### Exercise brief
Scan the following material for the string "color" and copy each line in which it appears.
● ● ● ● ●
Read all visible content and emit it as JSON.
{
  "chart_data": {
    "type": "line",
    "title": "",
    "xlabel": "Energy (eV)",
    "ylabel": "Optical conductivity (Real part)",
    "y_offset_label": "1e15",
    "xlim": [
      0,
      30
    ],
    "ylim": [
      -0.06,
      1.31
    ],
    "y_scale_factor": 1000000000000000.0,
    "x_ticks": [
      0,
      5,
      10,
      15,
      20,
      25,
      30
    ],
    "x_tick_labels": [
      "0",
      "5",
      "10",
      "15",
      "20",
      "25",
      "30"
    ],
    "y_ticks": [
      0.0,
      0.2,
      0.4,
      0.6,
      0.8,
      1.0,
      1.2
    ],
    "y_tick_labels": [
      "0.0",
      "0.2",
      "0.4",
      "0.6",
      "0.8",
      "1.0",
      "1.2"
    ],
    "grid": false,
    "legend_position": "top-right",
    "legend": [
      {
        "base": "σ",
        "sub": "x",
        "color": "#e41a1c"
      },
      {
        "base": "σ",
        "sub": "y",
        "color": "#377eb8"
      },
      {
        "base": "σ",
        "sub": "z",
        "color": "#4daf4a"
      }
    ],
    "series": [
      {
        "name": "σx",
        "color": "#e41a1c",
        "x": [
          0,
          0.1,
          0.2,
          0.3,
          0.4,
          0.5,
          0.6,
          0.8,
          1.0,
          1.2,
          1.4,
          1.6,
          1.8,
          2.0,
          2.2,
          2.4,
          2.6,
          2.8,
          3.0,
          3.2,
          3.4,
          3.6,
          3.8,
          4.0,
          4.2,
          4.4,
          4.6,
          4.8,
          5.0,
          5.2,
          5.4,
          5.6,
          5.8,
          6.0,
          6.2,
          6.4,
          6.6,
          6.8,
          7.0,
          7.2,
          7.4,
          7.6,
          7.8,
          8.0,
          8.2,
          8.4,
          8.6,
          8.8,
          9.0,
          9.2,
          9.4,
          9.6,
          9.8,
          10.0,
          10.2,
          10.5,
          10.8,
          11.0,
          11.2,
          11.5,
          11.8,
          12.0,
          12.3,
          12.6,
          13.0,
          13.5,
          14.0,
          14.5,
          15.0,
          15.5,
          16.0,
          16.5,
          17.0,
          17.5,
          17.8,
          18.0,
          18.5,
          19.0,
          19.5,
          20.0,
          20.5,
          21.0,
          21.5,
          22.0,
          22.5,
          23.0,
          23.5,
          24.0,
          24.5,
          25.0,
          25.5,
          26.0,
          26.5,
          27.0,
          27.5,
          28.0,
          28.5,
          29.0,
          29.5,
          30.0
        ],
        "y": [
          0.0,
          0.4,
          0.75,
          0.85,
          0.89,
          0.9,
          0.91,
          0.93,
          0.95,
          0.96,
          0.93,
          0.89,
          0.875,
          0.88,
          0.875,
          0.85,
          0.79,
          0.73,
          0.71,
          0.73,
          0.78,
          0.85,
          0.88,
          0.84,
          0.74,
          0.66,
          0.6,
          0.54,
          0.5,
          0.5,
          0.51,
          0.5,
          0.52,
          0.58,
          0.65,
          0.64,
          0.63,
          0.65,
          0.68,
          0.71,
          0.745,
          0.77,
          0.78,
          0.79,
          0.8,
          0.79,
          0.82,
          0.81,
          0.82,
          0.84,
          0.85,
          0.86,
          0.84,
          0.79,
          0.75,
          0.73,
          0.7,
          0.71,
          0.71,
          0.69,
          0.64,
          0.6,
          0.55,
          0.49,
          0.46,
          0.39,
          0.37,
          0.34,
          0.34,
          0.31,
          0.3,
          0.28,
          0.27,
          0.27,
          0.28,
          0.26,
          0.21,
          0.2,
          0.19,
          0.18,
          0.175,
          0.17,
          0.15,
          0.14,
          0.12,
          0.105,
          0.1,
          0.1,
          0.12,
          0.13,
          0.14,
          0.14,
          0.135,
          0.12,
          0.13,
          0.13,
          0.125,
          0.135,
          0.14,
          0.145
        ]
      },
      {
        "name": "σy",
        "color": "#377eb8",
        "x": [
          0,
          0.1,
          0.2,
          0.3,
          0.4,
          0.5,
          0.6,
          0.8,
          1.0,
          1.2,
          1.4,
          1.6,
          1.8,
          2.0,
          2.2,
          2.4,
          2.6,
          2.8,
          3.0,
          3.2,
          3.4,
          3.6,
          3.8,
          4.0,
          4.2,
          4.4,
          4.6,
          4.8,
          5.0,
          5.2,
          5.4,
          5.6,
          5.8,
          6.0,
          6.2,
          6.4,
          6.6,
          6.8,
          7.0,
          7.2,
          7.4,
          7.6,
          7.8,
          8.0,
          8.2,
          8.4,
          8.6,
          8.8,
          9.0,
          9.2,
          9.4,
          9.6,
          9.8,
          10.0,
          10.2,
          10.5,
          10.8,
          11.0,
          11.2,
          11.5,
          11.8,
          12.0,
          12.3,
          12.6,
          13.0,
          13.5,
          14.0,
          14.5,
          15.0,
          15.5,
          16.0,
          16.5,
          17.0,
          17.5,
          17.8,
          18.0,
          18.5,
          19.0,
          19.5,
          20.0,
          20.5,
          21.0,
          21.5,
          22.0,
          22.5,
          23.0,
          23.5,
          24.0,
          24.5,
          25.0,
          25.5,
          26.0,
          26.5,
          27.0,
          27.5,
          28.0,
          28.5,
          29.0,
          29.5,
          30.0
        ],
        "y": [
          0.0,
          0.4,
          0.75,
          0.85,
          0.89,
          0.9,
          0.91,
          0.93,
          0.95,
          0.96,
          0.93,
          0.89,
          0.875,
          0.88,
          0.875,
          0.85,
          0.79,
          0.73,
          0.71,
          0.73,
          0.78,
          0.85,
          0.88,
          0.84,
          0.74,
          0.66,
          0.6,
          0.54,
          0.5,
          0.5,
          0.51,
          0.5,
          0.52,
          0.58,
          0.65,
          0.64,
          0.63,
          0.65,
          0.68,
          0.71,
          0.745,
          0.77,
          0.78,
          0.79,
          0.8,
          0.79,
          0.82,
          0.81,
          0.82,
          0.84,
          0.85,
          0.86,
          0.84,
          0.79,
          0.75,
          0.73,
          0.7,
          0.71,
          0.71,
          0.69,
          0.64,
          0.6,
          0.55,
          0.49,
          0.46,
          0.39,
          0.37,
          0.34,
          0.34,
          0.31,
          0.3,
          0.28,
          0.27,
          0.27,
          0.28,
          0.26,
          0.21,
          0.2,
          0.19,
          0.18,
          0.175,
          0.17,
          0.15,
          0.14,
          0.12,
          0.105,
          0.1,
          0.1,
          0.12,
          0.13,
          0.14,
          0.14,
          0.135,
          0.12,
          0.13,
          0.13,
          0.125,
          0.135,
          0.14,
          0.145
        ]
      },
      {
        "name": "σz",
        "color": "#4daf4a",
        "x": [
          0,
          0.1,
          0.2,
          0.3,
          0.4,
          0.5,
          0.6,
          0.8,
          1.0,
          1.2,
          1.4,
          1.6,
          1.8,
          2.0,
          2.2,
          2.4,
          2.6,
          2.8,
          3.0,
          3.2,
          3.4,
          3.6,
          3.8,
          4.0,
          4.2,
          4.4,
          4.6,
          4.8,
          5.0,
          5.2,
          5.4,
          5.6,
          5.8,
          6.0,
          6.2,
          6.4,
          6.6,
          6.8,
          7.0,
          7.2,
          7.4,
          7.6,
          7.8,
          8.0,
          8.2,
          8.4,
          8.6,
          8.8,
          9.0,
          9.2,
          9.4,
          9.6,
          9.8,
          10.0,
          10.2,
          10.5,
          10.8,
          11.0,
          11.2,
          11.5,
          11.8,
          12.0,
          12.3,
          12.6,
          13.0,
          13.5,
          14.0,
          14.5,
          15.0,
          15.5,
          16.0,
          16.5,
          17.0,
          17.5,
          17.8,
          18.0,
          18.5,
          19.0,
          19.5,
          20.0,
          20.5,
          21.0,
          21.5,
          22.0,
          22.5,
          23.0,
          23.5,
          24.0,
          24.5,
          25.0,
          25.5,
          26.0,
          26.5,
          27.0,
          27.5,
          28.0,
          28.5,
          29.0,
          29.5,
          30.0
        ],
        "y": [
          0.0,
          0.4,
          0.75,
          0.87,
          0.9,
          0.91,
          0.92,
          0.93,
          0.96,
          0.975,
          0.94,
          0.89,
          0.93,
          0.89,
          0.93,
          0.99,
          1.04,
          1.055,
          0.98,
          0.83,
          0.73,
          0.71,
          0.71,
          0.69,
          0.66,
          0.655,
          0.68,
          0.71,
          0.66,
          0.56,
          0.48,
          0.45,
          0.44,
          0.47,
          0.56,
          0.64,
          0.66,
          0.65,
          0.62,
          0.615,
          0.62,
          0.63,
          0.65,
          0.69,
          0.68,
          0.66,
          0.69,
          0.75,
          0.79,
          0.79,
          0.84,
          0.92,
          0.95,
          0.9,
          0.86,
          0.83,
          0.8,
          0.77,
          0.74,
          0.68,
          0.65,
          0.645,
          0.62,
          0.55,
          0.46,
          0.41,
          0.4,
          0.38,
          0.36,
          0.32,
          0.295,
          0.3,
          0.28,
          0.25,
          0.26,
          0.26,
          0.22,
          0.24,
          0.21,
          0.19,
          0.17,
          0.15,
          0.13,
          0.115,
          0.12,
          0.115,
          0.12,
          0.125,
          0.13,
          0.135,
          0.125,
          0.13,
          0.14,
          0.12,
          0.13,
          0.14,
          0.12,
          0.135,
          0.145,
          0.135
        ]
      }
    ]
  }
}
● ● ● ● ●
### Exercise solution
        "color": "#e41a1c"
        "color": "#377eb8"
        "color": "#4daf4a"
        "color": "#e41a1c",
        "color": "#377eb8",
        "color": "#4daf4a",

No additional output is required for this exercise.